--- ABOUT THIS TASK ---
Search the records for the string "JSON", then copy each line that has it.

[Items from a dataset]

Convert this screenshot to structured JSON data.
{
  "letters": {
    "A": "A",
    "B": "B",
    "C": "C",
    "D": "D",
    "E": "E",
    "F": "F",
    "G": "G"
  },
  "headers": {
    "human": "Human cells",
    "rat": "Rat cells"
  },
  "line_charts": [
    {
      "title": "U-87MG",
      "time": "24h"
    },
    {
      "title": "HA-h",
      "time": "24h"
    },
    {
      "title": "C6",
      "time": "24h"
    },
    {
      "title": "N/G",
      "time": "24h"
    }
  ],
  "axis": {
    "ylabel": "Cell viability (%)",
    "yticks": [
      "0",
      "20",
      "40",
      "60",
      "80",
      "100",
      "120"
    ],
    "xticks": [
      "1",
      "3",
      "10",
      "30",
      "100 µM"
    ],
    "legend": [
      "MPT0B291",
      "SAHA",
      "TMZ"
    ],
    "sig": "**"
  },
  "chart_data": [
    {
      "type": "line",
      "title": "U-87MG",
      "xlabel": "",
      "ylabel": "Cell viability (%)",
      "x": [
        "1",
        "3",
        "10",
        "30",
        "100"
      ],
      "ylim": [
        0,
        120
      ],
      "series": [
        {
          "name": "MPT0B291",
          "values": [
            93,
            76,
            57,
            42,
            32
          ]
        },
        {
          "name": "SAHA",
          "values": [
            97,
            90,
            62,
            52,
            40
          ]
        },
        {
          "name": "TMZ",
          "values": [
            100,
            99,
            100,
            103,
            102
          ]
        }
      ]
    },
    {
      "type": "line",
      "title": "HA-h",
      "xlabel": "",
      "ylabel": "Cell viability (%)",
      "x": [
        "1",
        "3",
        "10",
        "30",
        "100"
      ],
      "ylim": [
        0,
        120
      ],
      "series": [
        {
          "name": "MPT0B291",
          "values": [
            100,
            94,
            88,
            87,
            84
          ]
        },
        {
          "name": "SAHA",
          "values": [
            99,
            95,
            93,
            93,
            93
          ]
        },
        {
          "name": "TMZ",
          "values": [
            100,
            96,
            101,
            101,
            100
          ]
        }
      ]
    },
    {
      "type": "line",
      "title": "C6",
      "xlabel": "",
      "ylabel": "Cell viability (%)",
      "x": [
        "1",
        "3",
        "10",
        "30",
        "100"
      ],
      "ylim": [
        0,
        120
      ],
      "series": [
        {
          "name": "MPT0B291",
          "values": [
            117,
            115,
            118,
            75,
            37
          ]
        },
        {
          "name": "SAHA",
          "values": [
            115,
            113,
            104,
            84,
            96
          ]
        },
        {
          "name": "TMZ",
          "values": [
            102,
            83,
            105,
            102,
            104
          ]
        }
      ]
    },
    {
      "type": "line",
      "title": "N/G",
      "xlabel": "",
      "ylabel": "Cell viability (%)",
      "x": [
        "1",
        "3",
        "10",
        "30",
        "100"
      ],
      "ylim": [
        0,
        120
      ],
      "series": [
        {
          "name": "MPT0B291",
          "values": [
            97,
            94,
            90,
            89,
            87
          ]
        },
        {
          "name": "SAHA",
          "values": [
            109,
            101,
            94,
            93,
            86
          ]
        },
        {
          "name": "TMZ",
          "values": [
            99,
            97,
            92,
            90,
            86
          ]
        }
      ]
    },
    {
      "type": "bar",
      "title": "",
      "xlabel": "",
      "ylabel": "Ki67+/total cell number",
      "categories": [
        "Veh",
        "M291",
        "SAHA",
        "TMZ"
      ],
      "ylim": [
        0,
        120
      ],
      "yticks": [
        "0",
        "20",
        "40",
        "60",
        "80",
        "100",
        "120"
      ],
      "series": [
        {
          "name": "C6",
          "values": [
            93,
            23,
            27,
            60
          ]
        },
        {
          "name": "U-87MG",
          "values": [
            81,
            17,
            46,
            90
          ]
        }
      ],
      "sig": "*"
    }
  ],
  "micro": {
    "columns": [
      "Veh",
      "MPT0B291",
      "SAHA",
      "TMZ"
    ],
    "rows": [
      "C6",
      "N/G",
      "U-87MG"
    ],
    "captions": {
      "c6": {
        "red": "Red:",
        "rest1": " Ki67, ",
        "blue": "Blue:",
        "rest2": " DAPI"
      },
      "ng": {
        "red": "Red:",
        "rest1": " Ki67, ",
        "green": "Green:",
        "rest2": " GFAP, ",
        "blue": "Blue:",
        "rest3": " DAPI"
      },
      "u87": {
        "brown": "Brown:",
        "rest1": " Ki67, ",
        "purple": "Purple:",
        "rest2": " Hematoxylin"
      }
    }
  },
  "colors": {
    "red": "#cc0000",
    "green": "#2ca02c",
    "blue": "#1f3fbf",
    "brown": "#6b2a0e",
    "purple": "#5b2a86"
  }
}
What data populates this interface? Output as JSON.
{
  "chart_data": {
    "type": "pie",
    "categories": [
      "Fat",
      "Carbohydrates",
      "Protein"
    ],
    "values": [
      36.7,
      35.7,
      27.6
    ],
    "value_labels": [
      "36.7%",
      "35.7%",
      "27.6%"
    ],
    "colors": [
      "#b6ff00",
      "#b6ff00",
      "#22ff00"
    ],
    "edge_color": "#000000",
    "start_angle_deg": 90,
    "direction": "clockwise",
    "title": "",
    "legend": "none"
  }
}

--- SOLUTION TO THIS PROBLEM ---
Convert this screenshot to structured JSON data.
What data populates this interface? Output as JSON.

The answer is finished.